Фрагмент документа:
--------------------------------------------------

Ни о собаке, ни о крысе никогда не говорят, что они смертны. По какому праву человек присвоил себе эту привилегию? В конце концов, смерть не является его открытием, и считать себя единственным ее носителем – признак неумеренного самодовольства.

По мере того, как слабеет память, похвалы, которые нам когда-то расточали, стираются, а проклятия остаются. И это справедливо: похвалы редко бывали заслуженными, тогда как проклятия бросают некоторый свет на то, чего раньше мы о себе не знали.

Если бы я родился буддистом, я бы им и остался; родившись же христианином, я перестал им быть уже в ранней юности, когда – не в пример мне нынешнему – я выразился бы гораздо хлестче, чем Гёте, если бы знал в то время о его богохульном высказывании, которое проскальзывает как раз в год его смерти в одном из писем к Цельтеру: «Крест – самый уродливый образ из всех, когда-либо существовавших на земле».

Главное часто открывается под занавес долгого разговора. Великие истины произносятся на пороге.

Слабое место у Пруста – это головокружительно многословные описания ничтожных деталей, символистский душок, нагромождение эффектов, поэтическая перегруженность текста. Все равно как если бы Сен-Симон испытал на себе влияние прециозной литературы. В наше время его никто бы уже не читал.

Письмо, достойное именоваться таковым, пишется под воздействием восхищения или негодования – в общем, крайних чувств. Понятно, почему рассудительное письмо – это письмо мертворожденное.

--------------------------------------------------

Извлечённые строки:

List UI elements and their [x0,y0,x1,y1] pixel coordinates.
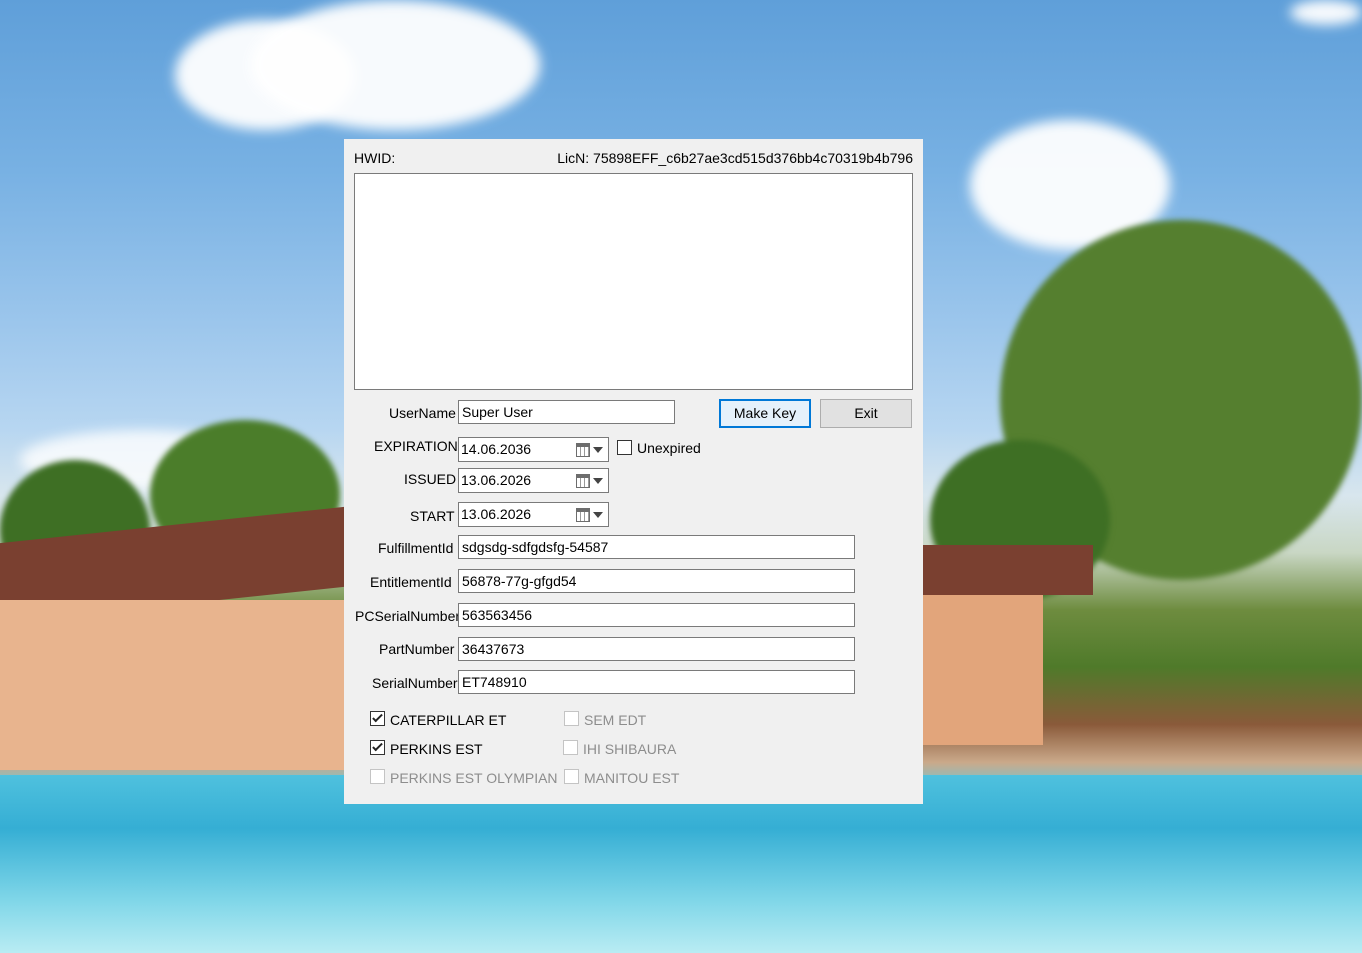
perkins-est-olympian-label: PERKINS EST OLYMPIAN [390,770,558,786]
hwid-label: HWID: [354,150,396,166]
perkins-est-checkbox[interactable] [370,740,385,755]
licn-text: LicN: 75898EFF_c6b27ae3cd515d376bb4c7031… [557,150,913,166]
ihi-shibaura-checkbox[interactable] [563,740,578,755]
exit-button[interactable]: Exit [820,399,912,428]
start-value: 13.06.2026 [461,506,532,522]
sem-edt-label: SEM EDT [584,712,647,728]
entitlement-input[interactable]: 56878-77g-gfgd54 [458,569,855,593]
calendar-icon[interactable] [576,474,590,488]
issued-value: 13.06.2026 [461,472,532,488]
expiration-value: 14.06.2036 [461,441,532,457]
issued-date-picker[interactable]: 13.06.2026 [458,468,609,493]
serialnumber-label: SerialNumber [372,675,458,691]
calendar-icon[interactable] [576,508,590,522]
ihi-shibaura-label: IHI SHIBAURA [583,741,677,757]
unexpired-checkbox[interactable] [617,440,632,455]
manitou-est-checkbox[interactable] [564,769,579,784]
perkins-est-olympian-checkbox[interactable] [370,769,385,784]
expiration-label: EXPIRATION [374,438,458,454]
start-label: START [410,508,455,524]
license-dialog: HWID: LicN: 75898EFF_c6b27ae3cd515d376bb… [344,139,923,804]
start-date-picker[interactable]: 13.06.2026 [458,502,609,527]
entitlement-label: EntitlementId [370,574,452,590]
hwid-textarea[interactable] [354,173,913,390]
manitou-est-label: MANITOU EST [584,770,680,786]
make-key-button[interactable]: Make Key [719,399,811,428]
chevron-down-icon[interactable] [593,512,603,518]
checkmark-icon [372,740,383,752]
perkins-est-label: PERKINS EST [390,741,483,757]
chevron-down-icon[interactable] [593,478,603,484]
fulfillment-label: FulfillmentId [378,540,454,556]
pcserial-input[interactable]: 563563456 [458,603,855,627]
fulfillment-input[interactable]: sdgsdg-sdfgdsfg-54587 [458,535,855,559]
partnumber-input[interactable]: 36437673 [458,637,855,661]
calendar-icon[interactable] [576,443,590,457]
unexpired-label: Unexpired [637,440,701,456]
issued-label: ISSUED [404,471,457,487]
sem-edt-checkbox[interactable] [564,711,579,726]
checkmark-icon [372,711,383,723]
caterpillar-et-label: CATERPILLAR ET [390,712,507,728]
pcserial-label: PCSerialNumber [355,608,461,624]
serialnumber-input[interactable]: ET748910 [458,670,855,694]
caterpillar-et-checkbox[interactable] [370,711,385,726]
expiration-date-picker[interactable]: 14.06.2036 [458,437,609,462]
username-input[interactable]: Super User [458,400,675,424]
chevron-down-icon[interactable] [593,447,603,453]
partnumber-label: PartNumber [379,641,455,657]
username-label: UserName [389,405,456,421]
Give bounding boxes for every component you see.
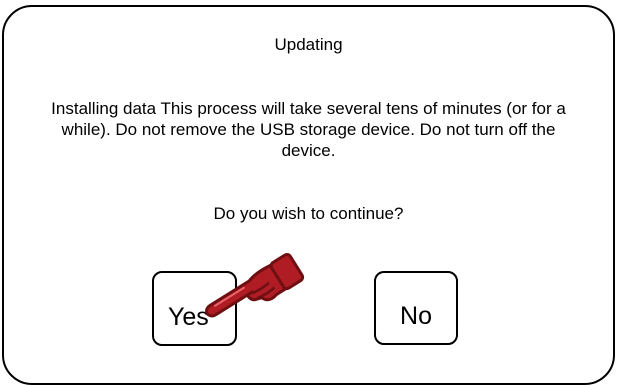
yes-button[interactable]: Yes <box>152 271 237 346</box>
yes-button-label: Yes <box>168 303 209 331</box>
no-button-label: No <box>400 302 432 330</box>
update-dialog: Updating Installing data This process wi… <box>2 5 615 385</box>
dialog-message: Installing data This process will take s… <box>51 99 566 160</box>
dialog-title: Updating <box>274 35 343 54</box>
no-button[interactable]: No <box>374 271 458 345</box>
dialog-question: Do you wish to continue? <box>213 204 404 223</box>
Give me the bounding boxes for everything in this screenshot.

--------------------------------------------------

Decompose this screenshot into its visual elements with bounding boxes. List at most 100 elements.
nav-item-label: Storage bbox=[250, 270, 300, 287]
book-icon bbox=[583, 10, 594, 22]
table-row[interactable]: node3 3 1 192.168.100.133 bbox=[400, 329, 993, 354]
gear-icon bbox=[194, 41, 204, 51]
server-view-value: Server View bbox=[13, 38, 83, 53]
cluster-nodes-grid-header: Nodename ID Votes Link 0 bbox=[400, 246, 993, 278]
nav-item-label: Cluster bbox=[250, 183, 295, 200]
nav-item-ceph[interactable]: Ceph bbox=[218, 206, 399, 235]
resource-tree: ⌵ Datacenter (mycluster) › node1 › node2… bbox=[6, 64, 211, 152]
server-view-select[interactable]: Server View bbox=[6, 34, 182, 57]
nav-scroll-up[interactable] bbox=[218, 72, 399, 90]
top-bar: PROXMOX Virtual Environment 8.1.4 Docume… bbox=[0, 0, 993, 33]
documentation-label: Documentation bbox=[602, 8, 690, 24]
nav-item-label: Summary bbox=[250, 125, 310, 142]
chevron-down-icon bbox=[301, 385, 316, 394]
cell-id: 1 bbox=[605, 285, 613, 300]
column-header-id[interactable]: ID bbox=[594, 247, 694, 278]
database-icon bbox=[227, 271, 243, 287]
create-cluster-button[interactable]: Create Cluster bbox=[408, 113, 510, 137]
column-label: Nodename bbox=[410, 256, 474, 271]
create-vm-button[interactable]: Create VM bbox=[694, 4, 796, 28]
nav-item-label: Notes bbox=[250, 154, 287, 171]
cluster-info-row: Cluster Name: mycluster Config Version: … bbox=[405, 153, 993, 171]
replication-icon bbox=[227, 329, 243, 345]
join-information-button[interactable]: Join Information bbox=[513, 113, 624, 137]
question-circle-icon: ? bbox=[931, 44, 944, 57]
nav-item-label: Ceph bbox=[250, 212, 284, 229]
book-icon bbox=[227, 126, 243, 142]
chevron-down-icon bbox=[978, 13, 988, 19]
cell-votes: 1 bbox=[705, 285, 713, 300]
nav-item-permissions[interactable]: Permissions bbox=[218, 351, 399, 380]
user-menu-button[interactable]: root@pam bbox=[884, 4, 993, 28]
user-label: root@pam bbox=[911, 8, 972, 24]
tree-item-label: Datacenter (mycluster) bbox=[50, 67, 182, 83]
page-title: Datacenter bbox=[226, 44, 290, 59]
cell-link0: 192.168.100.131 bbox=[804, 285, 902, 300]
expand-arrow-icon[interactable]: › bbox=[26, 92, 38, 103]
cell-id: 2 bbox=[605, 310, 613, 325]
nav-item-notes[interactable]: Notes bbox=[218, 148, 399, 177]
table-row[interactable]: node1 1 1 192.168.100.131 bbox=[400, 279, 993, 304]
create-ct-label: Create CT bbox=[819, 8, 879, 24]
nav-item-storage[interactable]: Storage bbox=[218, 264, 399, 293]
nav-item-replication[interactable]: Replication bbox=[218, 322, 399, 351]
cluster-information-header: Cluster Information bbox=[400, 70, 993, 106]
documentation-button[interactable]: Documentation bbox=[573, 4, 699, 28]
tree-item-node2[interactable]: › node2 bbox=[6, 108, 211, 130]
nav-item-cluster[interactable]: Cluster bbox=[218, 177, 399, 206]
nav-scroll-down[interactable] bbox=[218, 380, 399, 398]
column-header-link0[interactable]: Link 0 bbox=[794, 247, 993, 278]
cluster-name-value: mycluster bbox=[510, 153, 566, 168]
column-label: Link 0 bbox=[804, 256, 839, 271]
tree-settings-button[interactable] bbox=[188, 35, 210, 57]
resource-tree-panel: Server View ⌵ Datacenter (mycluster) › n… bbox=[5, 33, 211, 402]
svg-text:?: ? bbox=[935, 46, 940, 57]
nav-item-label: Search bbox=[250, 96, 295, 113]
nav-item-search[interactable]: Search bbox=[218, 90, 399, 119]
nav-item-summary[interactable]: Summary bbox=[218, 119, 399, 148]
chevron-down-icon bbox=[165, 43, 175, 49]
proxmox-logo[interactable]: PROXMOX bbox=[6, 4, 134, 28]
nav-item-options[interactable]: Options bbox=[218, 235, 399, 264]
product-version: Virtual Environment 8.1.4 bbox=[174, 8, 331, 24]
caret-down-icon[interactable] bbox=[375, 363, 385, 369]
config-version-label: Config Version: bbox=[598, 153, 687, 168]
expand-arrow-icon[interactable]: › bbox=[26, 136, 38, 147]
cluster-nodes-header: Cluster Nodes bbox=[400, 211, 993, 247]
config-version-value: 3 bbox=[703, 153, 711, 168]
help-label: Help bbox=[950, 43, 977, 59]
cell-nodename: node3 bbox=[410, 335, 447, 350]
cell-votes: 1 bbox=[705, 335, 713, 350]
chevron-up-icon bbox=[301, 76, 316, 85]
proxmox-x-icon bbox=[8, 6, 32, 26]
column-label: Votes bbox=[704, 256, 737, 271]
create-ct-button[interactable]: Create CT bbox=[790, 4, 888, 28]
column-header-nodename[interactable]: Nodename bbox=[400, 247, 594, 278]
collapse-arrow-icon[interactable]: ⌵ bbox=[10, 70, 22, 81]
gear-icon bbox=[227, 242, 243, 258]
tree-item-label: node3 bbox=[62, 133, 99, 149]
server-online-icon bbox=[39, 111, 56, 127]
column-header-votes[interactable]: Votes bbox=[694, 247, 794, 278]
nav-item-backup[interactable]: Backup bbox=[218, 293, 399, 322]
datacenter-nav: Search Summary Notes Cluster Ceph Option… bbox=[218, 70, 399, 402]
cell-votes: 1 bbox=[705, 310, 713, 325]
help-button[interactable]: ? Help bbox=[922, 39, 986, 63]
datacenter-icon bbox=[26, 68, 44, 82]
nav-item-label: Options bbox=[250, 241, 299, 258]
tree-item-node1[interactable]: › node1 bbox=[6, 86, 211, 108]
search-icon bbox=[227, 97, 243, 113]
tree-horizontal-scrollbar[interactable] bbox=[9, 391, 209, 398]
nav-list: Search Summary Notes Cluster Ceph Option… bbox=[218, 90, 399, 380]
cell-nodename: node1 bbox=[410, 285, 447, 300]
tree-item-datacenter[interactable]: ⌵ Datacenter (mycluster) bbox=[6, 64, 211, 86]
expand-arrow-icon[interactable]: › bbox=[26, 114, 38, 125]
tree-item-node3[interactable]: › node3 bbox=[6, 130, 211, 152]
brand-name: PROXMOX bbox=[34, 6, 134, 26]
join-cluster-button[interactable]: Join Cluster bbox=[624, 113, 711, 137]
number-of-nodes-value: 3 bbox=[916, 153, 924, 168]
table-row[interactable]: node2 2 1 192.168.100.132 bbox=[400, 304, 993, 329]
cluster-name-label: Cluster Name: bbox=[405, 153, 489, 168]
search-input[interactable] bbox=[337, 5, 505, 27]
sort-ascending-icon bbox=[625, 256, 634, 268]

--------------------------------------------------

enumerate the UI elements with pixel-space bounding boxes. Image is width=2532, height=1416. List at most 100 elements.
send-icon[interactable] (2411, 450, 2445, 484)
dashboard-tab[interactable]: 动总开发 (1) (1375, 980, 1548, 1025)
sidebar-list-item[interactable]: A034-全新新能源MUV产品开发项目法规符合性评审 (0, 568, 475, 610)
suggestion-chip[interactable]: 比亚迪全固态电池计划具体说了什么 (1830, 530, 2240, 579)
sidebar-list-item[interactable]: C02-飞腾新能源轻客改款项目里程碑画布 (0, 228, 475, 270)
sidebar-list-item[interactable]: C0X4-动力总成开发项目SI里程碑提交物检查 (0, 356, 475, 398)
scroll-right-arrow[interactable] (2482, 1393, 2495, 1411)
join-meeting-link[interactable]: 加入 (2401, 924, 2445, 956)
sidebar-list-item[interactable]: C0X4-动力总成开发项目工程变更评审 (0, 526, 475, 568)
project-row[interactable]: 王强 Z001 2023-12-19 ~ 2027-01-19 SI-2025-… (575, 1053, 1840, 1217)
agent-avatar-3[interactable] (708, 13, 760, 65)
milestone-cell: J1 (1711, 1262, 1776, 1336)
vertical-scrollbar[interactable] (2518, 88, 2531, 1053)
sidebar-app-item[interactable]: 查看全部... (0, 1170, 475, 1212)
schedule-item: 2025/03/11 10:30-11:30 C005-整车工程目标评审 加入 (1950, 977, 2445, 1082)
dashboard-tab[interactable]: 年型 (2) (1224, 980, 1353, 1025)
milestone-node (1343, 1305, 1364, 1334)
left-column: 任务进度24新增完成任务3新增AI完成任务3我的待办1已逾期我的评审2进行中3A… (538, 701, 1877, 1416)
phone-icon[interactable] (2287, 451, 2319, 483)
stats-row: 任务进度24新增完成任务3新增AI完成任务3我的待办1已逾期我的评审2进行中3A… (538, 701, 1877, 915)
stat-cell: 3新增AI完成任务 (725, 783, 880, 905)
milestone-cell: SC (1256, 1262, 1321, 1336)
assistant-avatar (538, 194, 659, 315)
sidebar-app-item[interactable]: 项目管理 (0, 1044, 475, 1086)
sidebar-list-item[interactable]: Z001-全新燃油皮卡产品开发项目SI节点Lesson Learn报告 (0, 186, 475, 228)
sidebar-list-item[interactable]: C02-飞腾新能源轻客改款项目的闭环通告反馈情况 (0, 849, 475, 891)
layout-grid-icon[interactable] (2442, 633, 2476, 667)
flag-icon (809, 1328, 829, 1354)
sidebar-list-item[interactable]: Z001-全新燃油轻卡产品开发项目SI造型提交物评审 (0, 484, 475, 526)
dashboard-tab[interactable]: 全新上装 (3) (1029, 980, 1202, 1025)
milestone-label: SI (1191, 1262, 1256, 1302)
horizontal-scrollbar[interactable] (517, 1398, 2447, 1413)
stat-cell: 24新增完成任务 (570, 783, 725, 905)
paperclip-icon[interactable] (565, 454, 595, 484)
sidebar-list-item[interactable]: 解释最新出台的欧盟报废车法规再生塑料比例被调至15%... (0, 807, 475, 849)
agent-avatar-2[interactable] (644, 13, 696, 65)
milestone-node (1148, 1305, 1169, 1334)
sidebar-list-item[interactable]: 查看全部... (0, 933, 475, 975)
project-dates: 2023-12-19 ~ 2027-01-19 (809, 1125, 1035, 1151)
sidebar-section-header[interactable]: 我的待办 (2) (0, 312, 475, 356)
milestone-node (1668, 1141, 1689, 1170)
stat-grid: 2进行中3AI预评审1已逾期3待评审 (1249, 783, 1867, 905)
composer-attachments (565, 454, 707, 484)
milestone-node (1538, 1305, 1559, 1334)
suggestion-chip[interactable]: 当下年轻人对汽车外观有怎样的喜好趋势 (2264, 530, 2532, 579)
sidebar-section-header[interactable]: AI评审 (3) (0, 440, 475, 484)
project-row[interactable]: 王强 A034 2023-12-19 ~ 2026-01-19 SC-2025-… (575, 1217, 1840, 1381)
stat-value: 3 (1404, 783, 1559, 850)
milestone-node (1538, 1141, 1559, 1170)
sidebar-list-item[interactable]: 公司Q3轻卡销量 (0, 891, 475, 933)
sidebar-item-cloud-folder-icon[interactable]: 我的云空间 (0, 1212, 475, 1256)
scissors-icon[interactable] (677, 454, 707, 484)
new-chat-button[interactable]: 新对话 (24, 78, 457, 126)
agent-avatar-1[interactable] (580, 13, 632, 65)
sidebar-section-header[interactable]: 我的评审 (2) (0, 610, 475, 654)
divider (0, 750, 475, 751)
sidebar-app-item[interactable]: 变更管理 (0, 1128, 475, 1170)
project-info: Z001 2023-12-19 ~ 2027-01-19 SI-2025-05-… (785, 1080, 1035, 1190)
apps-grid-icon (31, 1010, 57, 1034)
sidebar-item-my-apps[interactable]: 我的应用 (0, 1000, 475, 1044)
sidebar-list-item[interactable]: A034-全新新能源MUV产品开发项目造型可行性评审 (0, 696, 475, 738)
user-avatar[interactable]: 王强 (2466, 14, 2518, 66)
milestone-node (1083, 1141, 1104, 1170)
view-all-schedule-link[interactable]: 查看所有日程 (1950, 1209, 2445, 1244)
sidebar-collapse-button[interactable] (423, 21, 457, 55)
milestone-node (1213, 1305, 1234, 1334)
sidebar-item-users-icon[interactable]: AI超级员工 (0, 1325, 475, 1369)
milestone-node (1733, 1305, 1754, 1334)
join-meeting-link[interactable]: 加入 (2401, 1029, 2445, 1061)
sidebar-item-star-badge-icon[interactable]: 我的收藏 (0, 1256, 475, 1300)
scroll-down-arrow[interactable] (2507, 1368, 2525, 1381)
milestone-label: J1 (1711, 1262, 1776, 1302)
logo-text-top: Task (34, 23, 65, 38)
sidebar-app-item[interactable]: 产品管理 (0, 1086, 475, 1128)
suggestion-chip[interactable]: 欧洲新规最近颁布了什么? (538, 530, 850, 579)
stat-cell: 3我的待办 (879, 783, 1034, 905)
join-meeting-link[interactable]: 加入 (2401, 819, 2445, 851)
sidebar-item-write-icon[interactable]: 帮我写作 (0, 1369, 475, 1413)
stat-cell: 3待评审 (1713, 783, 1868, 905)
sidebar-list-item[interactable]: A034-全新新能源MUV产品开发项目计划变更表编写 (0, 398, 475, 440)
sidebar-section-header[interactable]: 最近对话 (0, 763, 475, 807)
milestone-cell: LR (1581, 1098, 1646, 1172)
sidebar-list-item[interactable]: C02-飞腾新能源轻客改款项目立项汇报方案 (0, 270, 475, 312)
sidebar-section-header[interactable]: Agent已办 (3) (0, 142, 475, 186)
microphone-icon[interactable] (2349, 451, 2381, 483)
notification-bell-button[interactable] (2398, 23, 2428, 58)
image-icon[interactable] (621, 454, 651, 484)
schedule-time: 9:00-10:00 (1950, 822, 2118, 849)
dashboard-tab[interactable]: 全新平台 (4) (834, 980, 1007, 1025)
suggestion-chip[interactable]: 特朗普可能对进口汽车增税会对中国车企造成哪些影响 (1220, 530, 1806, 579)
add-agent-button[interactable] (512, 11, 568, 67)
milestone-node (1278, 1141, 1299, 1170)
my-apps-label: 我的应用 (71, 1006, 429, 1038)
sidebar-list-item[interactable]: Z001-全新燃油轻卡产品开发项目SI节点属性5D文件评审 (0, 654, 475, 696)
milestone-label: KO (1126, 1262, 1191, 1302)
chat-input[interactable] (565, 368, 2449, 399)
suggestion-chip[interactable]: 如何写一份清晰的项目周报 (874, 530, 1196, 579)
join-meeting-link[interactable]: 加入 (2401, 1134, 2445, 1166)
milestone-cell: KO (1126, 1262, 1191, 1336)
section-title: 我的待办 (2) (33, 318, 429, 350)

--------------------------------------------------

Задания:
(A) Выведите дословно отрывок из фрагмента с афоризмами, начиная со слов «Если бы я родился» и заканчивая словами «уже не читал.».
(B) Верните без изменений строки данных, начиная со строки, в которой есть «Decompose this screenshot», и заканчивая строкой, в которой есть «replication-icon bbox=[227, 329, 243, 345]», включая обе крайние.

Ответы по заданиям:
(A)
Если бы я родился буддистом, я бы им и остался; родившись же христианином, я перестал им быть уже в ранней юности, когда – не в пример мне нынешнему – я выразился бы гораздо хлестче, чем Гёте, если бы знал в то время о его богохульном высказывании, которое проскальзывает как раз в год его смерти в одном из писем к Цельтеру: «Крест – самый уродливый образ из всех, когда-либо существовавших на земле».

Главное часто открывается под занавес долгого разговора. Великие истины произносятся на пороге.

Слабое место у Пруста – это головокружительно многословные описания ничтожных деталей, символистский душок, нагромождение эффектов, поэтическая перегруженность текста. Все равно как если бы Сен-Симон испытал на себе влияние прециозной литературы. В наше время его никто бы уже не читал.

(B)
Decompose this screenshot into its visual elements with bounding boxes. List at most 100 elements.
nav-item-label: Storage bbox=[250, 270, 300, 287]
book-icon bbox=[583, 10, 594, 22]
table-row[interactable]: node3 3 1 192.168.100.133 bbox=[400, 329, 993, 354]
gear-icon bbox=[194, 41, 204, 51]
server-view-value: Server View bbox=[13, 38, 83, 53]
cluster-nodes-grid-header: Nodename ID Votes Link 0 bbox=[400, 246, 993, 278]
nav-item-label: Cluster bbox=[250, 183, 295, 200]
nav-item-ceph[interactable]: Ceph bbox=[218, 206, 399, 235]
resource-tree: ⌵ Datacenter (mycluster) › node1 › node2… bbox=[6, 64, 211, 152]
server-view-select[interactable]: Server View bbox=[6, 34, 182, 57]
nav-scroll-up[interactable] bbox=[218, 72, 399, 90]
top-bar: PROXMOX Virtual Environment 8.1.4 Docume… bbox=[0, 0, 993, 33]
documentation-label: Documentation bbox=[602, 8, 690, 24]
nav-item-label: Summary bbox=[250, 125, 310, 142]
chevron-down-icon bbox=[301, 385, 316, 394]
cell-id: 1 bbox=[605, 285, 613, 300]
column-header-id[interactable]: ID bbox=[594, 247, 694, 278]
database-icon bbox=[227, 271, 243, 287]
create-cluster-button[interactable]: Create Cluster bbox=[408, 113, 510, 137]
column-label: Nodename bbox=[410, 256, 474, 271]
create-vm-button[interactable]: Create VM bbox=[694, 4, 796, 28]
nav-item-label: Notes bbox=[250, 154, 287, 171]
cluster-info-row: Cluster Name: mycluster Config Version: … bbox=[405, 153, 993, 171]
replication-icon bbox=[227, 329, 243, 345]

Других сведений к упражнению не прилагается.